*** Opening of Passage for review ***

What if students couldn’t afford to buy their textbooks?
It is a common misconception – especially among freshmen and international students – that the Library provides course textbooks to students on the Flint campus, rather than the campus bookstore.
When students realize their error, and face the actual cost of purchasing their required course textbooks, it often comes as a shock.
Or more precisely, a horrifying reality.
Of course, both librarians and faculty are aware of the problem and are not without sympathy. After all, we’ve all been there ourselves and know the hardship of that extra burden on the shoulders (and bank accounts) of students already stressed by tuition, living expenses and the intensive studying that are part of life in higher education.
While Thompson Library must face the hard truth that we can NOT supply a print textbook to every student (our current annual budget wouldn’t cover the cost of a single semester of providing books to every student), we continue to look for ways to help our students find and use the resources they need, including textbooks.
One option we are exploring is through a short-term project in cooperation with the Computer Science Department faculty. A review of the required textbooks identified 21 Computer Science (CSC) and Computer Information Systems (CIS) textbooks that were priced at or over $100.
As part of our investigative “textbook initiative,” Thompson Library purchased one copy of each of these 21 books (total cost – $2,721.75).
The books were subsequently cataloged and placed on shelf in the Course Reserve section within the library.
Each book was given a check-out period of 2 hours (to prevent any single student from monopolizing any of these books to the detriment of other students).
Current plans will have the Library duplicating this experiment during the upcoming winter semester with CSC and CIS textbooks (over $100 cost, each).
During the spring and summer period, the trial program will be evaluated based on usage statistics and student comments gathered by the Library Circulation Department (check-out desk).
Current statistics for fall semester (as of December 2016) have been disappointing.
Students canvased have commented that they are not happy with the limited time period they are allowed to have the book. They would prefer the book be given to them for long-term use (preferably for the duration of the course).
That attitude by students is understandable, but not practical within the limited resources available.
While students may not appreciate having to visit the library in person for short-term access to each textbook, this option DOES ensure that each student can get and use their textbooks at no cost to them.
The Library will examine and report back our findings from this experiment next summer.
Looking at the problem of costly textbooks in the long term, Thompson Library is working in conjunction with the Library Resource Committee and select faculty to raise awareness across UM-Flint campus of both the problem and options available to our teaching faculty to help students manage their educational expenses.

*** Close of Passage for review ***
*** Opening of Information supplied ***

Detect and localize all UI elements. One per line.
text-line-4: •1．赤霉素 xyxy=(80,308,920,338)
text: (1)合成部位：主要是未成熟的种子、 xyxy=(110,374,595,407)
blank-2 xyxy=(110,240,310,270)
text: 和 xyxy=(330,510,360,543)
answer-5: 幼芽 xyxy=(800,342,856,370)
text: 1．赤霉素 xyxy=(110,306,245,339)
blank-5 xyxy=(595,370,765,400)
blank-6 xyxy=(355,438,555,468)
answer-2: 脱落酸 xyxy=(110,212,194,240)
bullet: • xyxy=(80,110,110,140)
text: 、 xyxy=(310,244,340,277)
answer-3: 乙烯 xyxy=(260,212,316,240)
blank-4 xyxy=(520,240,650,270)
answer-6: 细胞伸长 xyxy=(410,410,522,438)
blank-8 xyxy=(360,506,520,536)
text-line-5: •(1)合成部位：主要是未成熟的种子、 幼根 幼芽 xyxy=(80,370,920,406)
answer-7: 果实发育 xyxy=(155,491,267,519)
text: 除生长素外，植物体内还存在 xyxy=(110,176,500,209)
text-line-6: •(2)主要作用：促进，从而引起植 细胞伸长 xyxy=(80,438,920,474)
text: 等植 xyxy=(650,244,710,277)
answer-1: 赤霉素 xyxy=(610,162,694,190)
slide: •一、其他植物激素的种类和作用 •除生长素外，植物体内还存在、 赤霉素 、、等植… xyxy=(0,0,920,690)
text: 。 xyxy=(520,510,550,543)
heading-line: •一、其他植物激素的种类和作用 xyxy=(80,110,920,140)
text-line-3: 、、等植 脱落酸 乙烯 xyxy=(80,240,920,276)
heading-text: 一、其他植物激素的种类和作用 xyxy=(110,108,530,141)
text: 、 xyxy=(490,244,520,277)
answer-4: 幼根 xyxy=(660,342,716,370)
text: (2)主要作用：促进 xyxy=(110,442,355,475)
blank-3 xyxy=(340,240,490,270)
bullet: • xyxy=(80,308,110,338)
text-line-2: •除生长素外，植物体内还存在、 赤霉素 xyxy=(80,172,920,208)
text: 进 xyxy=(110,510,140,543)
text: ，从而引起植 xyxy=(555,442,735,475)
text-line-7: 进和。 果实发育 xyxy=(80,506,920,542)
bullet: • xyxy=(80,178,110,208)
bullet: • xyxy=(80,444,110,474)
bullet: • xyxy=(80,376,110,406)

*** Close of Information supplied ***

**Task requirements**: Turn the paragraph of the passage on textbook costs that begins "One option we are exploring" into a short bulleted list that keeps its main facts. The data items are material separate from the passage on textbook costs.

**Answer to this exercise**:
- One option being explored is a short-term project with Computer Science Department faculty.
- A review of required textbooks found 21 Computer Science (CSC) and Computer Information Systems (CIS) textbooks priced at or over $100.